#### [Teks Bacaan]
##############################
Mantan pro player yang kini aktif sebagai streamer, Yaroslav Kuznetsov alias NS, baru-baru ini membagikan pandangan menarik mengenai tingkat stres dalam bermain game. Lewat live di platform Twitch miliknya, NS secara blak-blakan menyebut bahwa Dota 2 merupakan salah satu game daring yang paling menguras emosi dan pikiran. Menurutnya, tensi tinggi yang ada di dalam game besutan Valve tersebut jauh lebih berat jika dibandingkan dengan beberapa game kompetitif populer lainnya.

Ia menjelaskan bahwa dalam ekosistem game bergenre PvP, sebenarnya masih banyak alternatif permainan lain yang jauh lebih ramah terhadap kesehatan mental pemain. NS bahkan tidak ragu untuk membandingkan Dota 2 dengan kompetitor utamanya di genre MOBA, yaitu League of Legends dan Heroes of the Storm. Di mata sang kreator konten, kedua game saingan tersebut dinilai jauh lebih menyenangkan serta tidak memberikan tekanan psikologis yang berlebihan kepada para pemainnya.
Lebih lanjut, ia juga menambahkan bahwa jika pemain bersedia melihat ke luar genre MOBA, maka pilihan game kompetitif yang lebih santai akan bervariasi secara masif. NS memberikan contoh beberapa game besar seperti Apex Legends, Overwatch, hingga VALORANT yang menurutnya masih jauh lebih mendingan daripada Dota 2. Kendati demikian, ia memberikan catatan khusus bahwa game dengan format PvP pada dasarnya memang selalu memiliki potensi besar untuk memicu rasa frustrasi.
##############################
#### [Entri Data]
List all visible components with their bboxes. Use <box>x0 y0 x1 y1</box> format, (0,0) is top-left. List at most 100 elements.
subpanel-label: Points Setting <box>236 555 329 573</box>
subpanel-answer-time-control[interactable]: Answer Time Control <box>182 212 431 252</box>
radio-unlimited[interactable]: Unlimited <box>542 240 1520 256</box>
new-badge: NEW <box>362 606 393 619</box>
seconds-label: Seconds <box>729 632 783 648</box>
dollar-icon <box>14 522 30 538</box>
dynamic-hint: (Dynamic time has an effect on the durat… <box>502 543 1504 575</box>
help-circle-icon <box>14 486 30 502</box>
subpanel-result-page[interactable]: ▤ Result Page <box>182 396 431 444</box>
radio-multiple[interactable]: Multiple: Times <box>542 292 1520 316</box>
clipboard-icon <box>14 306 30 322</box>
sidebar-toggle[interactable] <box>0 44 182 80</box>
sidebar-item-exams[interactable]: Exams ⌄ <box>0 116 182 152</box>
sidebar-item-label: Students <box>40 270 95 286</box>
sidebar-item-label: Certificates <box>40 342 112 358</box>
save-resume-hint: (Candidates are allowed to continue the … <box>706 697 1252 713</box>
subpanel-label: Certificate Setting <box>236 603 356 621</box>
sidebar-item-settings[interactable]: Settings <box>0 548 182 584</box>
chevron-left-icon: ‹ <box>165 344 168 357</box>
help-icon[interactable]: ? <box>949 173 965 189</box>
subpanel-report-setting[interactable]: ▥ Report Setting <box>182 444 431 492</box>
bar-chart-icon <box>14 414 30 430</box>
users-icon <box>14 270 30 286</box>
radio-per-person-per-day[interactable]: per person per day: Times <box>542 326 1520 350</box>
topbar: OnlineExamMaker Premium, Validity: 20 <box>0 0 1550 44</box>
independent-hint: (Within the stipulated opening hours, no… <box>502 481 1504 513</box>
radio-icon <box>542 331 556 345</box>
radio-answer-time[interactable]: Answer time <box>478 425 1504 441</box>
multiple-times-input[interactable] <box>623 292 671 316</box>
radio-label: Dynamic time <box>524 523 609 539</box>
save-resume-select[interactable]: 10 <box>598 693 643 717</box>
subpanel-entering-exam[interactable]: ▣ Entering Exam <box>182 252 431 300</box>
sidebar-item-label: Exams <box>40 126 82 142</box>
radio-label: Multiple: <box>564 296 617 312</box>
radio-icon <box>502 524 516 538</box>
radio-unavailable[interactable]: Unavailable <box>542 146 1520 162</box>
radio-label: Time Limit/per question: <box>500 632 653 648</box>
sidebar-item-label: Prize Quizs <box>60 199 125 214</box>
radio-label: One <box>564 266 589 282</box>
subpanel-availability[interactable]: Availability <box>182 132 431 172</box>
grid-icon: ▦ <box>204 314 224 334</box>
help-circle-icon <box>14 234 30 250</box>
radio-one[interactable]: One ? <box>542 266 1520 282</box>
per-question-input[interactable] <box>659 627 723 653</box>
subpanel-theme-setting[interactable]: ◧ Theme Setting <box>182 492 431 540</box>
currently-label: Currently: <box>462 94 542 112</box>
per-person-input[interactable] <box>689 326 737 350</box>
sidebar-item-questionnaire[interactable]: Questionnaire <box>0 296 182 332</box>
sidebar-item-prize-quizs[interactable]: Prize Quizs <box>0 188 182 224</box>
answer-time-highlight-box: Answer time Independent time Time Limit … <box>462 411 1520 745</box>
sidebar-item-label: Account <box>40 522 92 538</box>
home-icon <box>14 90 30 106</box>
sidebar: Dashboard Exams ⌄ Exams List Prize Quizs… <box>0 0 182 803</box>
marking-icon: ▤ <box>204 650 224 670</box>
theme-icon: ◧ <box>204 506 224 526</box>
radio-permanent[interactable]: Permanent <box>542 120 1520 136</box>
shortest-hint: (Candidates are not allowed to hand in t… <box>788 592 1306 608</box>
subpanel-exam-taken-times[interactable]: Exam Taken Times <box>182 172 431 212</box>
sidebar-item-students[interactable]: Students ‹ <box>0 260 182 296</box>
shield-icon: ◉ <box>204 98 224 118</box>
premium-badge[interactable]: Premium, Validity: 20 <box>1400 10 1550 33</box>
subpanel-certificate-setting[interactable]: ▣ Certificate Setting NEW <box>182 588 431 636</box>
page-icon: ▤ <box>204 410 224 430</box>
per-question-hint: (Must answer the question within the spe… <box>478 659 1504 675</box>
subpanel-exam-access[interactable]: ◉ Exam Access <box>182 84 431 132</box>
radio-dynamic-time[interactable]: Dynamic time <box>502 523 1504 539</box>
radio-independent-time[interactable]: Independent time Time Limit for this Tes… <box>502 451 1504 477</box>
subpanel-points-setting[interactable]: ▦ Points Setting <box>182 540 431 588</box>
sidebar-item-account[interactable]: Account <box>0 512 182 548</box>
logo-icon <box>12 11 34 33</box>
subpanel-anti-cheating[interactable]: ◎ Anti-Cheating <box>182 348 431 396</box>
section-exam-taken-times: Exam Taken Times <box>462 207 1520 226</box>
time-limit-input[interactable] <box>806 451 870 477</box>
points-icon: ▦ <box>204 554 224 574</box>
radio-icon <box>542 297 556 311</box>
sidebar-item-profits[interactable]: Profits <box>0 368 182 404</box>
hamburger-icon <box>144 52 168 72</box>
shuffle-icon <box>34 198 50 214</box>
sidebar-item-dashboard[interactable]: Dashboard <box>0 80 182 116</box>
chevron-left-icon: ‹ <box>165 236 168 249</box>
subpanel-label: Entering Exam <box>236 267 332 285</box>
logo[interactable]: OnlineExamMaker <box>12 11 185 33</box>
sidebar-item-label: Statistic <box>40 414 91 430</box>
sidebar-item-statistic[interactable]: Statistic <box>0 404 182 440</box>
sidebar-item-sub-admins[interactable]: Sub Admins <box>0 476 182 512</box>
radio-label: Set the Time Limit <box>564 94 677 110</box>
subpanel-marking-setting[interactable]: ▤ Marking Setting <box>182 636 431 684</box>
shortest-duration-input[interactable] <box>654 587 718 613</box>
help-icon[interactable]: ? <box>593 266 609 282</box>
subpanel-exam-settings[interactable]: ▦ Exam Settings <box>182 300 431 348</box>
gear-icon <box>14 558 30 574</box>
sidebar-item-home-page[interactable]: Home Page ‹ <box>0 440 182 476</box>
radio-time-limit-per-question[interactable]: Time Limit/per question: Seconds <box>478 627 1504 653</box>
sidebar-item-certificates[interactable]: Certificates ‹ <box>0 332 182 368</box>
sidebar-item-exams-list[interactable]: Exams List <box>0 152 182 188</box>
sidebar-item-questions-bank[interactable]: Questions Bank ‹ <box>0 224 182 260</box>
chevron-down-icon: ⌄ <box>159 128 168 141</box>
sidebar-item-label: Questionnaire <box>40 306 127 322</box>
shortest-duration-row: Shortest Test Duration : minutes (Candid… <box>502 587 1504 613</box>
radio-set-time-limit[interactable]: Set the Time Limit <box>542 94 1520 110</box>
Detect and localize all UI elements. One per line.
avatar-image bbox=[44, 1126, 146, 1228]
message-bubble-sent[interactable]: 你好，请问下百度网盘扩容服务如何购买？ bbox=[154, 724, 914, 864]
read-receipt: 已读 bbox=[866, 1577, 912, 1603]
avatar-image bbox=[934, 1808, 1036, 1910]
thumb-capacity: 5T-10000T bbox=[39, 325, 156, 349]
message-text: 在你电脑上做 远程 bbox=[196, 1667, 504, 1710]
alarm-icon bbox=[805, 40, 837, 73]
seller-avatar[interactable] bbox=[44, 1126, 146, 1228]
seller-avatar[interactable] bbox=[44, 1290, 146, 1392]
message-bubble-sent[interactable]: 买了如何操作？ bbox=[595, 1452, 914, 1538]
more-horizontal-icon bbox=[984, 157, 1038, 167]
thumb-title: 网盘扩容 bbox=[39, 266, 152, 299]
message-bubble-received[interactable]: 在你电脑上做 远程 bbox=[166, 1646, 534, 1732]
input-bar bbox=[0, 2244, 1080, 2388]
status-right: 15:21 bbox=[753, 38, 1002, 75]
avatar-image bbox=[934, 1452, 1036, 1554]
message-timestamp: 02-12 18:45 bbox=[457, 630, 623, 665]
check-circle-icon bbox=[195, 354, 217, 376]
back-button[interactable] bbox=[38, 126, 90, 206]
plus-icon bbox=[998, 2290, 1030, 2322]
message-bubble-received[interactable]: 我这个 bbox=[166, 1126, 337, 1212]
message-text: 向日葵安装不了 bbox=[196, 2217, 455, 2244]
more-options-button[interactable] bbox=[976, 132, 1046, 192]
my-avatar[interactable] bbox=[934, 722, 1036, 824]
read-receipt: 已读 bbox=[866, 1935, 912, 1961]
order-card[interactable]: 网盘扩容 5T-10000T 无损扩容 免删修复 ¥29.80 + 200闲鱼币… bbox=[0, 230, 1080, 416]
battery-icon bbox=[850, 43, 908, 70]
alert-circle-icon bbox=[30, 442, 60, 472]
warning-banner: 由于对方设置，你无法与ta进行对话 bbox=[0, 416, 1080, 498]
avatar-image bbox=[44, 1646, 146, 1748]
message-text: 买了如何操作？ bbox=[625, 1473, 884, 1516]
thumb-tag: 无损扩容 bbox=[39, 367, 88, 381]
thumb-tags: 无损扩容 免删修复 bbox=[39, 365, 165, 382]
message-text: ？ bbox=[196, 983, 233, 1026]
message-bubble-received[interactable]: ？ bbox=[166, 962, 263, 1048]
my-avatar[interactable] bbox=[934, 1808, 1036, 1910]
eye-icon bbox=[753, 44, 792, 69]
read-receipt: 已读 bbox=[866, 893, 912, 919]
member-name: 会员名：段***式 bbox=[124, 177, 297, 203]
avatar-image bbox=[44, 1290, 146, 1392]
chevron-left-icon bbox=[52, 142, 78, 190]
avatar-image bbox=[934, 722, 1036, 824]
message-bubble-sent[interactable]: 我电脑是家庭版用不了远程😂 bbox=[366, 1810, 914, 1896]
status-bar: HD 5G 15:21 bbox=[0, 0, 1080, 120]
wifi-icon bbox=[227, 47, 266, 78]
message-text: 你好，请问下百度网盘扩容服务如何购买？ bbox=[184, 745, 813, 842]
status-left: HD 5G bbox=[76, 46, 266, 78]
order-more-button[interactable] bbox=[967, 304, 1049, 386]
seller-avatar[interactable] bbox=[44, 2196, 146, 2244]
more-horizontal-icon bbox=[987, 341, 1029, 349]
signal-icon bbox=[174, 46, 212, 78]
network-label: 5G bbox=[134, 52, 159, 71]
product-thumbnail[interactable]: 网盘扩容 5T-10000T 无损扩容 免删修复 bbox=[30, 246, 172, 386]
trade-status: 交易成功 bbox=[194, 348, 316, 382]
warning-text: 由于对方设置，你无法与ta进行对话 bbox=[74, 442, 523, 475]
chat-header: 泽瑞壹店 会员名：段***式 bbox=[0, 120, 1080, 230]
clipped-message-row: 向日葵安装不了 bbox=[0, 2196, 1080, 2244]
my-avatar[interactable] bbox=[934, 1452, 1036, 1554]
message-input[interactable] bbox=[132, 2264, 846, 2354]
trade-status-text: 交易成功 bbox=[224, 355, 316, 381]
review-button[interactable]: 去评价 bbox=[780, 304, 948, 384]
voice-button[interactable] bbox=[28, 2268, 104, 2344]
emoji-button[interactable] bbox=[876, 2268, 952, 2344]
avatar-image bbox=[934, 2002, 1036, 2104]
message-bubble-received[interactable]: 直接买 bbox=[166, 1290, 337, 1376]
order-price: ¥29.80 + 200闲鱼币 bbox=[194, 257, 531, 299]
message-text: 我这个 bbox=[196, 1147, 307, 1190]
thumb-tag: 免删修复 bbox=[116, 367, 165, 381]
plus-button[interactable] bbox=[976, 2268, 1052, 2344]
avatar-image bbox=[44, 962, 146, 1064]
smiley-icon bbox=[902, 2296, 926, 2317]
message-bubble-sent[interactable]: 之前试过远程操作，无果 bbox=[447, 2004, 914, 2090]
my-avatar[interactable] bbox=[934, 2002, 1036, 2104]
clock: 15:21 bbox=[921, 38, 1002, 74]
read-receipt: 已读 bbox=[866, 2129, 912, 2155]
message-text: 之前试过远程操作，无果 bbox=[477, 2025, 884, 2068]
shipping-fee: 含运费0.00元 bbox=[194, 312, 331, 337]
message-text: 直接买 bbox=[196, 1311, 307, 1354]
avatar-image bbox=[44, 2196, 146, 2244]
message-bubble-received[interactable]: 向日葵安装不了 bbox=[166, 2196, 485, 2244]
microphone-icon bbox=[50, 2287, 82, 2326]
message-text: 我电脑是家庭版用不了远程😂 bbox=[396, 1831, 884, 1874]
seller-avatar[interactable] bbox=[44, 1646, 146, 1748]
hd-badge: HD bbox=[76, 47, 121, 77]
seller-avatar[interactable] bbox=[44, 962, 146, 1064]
##############################
#### [Yang Harus Dikerjakan]
Cocokkan tiga pernyataan di bawah ini dengan teks tentang NS dan Dota 2. Untuk tiap pernyataan, jawab ya atau tidak, lalu kutip kata-kata dari teks yang jadi dasarnya.
1. NS menyampaikan pendapatnya lewat siaran langsung di Twitch.
2. NS menganggap League of Legends lebih menekan mental pemain daripada Dota 2.
3. Menurut NS, game PvP sama sekali tidak bisa bikin pemain frustrasi.

#### [Hasil Tugas Ini]
1. Ya: "Lewat live di platform Twitch miliknya"
2. Tidak: "kedua game saingan tersebut dinilai jauh lebih menyenangkan serta tidak memberikan tekanan psikologis yang berlebihan kepada para pemainnya"
3. Tidak: "game dengan format PvP pada dasarnya memang selalu memiliki potensi besar untuk memicu rasa frustrasi"